*Work required*
In the entries below, find the lines that contain the word "FIBRES" and copy them.

[Stored data entries]
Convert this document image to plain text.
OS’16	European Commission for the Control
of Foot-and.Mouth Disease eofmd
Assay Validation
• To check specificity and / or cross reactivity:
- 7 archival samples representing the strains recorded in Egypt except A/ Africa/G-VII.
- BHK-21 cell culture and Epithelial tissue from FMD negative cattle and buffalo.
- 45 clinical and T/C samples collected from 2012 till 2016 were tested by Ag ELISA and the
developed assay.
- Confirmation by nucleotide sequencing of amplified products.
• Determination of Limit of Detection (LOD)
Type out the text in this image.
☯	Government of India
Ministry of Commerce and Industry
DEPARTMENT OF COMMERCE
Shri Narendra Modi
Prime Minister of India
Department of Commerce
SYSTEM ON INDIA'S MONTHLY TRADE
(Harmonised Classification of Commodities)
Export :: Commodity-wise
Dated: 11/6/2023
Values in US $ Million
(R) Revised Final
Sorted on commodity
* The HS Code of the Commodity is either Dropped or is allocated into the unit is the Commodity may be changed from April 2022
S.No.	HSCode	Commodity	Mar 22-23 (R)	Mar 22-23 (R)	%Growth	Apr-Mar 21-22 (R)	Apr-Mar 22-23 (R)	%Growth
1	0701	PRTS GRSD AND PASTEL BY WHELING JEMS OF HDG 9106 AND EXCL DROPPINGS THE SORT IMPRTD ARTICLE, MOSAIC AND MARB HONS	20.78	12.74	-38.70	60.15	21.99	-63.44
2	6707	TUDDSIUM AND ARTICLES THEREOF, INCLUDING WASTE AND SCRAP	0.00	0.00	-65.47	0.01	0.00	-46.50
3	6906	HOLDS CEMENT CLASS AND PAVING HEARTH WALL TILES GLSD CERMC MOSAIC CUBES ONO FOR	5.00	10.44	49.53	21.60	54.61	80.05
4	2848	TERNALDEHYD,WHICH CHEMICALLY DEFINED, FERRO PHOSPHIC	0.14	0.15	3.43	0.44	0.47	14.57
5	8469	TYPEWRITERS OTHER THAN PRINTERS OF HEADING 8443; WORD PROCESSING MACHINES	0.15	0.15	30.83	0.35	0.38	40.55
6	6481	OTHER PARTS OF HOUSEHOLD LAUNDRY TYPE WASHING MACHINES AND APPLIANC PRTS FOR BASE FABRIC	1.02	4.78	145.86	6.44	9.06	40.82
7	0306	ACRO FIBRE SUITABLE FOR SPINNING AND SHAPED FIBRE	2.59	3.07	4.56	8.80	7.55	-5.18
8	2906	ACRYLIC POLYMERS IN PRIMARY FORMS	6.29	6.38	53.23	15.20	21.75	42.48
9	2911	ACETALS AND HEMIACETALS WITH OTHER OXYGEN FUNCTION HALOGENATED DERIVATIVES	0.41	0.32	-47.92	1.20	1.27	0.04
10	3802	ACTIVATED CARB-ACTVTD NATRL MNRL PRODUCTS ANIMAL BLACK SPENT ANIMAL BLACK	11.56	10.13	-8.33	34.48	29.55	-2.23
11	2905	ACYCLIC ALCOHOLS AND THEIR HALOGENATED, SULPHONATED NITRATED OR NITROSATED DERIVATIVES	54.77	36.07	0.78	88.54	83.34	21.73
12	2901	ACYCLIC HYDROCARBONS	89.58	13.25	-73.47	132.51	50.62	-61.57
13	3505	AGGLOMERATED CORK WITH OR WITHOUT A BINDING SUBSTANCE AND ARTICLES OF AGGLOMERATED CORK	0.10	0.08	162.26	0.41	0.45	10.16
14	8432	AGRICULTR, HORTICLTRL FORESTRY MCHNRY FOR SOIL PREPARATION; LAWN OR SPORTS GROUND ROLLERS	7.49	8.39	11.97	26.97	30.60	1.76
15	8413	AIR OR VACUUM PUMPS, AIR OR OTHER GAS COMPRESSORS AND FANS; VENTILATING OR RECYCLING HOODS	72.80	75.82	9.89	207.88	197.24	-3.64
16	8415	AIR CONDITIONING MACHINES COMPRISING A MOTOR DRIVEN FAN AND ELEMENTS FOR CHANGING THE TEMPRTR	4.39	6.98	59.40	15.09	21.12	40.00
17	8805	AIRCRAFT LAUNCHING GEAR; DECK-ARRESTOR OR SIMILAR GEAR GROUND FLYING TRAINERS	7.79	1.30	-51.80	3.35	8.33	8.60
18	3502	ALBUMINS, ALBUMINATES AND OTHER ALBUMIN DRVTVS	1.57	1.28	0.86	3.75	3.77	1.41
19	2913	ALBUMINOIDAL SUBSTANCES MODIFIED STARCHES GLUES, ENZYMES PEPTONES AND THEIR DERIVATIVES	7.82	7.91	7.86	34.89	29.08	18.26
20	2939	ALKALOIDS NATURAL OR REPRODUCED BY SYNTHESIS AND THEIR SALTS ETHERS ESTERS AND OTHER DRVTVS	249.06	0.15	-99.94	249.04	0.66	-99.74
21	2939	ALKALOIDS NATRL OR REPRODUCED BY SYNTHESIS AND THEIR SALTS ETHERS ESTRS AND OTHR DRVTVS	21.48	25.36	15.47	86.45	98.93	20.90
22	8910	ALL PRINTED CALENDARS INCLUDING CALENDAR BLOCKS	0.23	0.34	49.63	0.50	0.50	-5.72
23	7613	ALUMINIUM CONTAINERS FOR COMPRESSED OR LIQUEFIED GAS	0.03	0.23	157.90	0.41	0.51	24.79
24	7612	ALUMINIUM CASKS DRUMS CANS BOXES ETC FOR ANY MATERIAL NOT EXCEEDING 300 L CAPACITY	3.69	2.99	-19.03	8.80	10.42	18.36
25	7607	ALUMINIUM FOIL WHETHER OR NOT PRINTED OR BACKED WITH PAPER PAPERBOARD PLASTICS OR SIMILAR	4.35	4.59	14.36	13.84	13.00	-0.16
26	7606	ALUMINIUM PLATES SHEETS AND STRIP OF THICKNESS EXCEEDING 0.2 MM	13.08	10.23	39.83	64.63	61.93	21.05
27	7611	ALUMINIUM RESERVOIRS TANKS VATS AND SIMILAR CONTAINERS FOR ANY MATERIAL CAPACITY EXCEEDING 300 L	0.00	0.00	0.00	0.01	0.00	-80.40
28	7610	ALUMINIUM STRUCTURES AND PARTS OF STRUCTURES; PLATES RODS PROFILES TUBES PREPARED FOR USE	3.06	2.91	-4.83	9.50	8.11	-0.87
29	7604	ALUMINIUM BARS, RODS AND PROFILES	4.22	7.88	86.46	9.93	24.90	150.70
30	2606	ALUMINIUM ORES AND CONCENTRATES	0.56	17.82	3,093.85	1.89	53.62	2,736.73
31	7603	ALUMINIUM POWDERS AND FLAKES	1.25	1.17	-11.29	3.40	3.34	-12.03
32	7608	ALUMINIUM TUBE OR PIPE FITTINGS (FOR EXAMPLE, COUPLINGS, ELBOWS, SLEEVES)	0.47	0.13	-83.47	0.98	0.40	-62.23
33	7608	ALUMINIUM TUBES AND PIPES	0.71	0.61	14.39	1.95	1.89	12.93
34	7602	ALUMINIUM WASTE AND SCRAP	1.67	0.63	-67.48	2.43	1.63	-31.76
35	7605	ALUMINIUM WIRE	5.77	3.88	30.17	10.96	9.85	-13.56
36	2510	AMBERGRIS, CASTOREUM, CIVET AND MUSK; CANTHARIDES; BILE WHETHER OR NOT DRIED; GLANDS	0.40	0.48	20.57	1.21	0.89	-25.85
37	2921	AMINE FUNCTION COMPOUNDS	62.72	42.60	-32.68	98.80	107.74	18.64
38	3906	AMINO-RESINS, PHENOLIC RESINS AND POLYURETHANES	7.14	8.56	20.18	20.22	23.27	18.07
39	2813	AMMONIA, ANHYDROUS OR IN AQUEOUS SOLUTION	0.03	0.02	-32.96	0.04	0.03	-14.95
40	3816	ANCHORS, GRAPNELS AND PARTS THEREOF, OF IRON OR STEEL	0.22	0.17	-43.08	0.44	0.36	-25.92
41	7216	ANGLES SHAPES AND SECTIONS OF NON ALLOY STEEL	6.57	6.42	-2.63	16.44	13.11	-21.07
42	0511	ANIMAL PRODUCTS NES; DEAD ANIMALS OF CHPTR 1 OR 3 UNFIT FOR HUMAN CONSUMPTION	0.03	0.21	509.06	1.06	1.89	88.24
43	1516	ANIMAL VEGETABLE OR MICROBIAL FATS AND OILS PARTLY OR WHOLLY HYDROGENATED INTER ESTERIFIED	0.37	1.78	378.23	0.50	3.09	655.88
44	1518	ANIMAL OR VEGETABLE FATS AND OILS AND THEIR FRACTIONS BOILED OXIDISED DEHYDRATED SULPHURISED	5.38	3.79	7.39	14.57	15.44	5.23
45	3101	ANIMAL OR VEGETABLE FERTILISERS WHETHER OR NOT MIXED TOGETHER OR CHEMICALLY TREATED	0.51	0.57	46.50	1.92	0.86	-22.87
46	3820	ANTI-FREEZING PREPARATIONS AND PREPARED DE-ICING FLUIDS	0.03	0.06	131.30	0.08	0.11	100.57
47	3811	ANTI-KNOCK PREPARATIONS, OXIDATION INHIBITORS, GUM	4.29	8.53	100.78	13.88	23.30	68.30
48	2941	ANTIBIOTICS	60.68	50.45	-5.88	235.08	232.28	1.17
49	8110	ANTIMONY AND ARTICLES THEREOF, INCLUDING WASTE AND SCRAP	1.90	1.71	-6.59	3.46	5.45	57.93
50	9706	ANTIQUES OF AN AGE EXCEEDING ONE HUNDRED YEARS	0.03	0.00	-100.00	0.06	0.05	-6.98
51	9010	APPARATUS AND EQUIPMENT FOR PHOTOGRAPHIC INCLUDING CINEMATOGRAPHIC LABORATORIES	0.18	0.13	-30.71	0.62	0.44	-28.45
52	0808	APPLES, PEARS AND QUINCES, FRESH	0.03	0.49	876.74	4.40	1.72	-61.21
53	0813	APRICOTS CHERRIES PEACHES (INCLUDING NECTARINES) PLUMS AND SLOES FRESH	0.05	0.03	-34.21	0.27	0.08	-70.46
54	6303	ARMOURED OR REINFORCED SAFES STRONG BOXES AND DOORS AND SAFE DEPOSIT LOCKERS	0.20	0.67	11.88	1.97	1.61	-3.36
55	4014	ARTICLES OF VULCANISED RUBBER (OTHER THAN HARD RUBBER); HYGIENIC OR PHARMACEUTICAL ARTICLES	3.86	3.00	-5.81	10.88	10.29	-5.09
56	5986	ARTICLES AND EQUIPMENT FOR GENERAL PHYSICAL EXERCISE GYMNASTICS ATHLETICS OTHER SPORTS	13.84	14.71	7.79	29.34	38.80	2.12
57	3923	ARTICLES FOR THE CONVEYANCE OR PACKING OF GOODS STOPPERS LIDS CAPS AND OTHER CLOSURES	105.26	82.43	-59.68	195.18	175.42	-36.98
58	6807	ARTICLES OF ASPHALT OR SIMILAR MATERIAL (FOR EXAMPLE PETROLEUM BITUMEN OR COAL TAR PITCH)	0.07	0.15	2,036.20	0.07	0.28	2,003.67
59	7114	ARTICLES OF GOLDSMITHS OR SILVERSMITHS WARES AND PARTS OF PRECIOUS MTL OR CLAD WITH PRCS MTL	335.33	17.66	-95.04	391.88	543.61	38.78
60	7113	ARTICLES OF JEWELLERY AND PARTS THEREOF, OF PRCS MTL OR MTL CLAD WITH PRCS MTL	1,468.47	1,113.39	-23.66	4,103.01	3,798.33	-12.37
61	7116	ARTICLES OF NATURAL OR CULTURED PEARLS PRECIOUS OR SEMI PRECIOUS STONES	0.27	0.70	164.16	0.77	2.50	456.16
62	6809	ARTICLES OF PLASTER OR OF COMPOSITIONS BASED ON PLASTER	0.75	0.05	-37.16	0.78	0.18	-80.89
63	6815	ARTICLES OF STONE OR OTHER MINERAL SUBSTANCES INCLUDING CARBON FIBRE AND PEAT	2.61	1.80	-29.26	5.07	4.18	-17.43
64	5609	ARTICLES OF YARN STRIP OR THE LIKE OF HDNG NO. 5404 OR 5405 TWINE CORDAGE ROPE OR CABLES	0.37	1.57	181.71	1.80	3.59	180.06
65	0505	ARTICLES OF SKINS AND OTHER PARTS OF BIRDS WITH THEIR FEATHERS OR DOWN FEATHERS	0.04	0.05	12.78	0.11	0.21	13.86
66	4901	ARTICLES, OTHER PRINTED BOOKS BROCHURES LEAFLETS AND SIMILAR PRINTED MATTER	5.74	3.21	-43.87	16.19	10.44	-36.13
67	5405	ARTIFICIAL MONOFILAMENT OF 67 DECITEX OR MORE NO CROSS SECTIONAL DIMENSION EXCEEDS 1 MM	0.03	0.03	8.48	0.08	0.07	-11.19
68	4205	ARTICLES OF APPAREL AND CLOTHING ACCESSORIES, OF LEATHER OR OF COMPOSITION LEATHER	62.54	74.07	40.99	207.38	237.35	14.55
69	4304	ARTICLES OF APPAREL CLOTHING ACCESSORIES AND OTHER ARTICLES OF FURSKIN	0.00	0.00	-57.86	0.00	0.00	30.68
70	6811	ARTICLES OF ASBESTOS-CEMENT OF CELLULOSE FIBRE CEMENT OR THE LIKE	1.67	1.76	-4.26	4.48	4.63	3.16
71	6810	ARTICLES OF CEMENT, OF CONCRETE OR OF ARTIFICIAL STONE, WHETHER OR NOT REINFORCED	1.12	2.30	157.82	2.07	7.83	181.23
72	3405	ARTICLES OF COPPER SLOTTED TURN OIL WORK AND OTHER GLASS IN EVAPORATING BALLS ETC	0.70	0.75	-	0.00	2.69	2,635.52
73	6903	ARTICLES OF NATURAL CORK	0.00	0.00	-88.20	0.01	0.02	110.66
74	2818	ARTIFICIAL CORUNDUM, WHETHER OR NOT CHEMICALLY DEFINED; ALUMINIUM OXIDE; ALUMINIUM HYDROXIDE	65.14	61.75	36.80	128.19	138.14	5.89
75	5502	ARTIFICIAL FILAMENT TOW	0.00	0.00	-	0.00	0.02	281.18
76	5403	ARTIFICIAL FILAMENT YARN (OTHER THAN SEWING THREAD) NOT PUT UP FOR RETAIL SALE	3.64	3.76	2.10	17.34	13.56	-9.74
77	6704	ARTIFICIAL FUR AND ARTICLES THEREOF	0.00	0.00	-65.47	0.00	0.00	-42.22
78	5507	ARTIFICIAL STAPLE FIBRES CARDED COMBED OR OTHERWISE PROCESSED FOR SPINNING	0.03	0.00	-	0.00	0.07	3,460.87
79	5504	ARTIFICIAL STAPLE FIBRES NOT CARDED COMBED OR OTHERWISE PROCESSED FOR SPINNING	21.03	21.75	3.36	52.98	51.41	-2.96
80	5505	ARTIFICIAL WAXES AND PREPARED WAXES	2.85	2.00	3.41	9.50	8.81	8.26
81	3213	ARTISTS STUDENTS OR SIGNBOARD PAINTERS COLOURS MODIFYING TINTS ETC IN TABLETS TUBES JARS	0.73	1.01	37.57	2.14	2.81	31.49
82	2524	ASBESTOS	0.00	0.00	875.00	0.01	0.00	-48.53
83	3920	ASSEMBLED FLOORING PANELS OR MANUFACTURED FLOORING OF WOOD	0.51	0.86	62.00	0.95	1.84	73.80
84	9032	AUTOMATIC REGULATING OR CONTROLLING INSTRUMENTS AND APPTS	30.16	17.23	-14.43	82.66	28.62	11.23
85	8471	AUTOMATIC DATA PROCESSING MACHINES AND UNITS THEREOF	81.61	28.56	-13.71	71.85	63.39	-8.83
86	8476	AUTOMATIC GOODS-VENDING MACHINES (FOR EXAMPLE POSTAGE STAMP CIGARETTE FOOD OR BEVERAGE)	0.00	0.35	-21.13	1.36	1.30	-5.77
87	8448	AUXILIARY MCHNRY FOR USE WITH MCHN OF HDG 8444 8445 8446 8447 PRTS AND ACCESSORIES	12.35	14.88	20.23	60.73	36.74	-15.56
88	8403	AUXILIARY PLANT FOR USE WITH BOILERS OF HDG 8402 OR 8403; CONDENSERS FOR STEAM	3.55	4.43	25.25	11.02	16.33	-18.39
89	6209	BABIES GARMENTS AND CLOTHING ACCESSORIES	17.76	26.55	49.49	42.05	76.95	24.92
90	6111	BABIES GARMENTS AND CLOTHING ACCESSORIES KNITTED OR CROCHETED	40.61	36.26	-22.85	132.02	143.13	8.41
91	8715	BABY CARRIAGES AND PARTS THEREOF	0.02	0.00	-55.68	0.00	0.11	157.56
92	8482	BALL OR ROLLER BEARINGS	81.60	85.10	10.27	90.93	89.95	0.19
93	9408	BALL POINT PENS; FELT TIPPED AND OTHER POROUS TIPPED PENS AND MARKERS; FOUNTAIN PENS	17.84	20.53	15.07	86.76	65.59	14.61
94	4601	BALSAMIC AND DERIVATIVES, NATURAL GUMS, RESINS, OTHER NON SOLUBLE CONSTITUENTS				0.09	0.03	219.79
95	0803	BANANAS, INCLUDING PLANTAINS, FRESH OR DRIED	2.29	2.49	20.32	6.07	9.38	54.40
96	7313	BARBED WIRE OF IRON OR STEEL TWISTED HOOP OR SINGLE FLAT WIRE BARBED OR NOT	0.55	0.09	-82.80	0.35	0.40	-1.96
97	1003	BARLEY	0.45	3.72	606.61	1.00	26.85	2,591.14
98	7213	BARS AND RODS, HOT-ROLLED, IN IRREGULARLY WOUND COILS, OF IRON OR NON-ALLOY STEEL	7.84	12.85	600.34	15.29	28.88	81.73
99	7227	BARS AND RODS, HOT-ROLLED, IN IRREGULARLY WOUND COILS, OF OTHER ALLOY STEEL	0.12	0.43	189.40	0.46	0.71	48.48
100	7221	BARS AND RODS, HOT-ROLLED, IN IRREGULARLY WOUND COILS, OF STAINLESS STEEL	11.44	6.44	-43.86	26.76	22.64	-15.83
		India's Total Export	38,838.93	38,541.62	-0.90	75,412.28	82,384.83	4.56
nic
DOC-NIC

*Finished exercise*
78	5507	ARTIFICIAL STAPLE FIBRES CARDED COMBED OR OTHERWISE PROCESSED FOR SPINNING	0.03	0.00	-	0.00	0.07	3,460.87
79	5504	ARTIFICIAL STAPLE FIBRES NOT CARDED COMBED OR OTHERWISE PROCESSED FOR SPINNING	21.03	21.75	3.36	52.98	51.41	-2.96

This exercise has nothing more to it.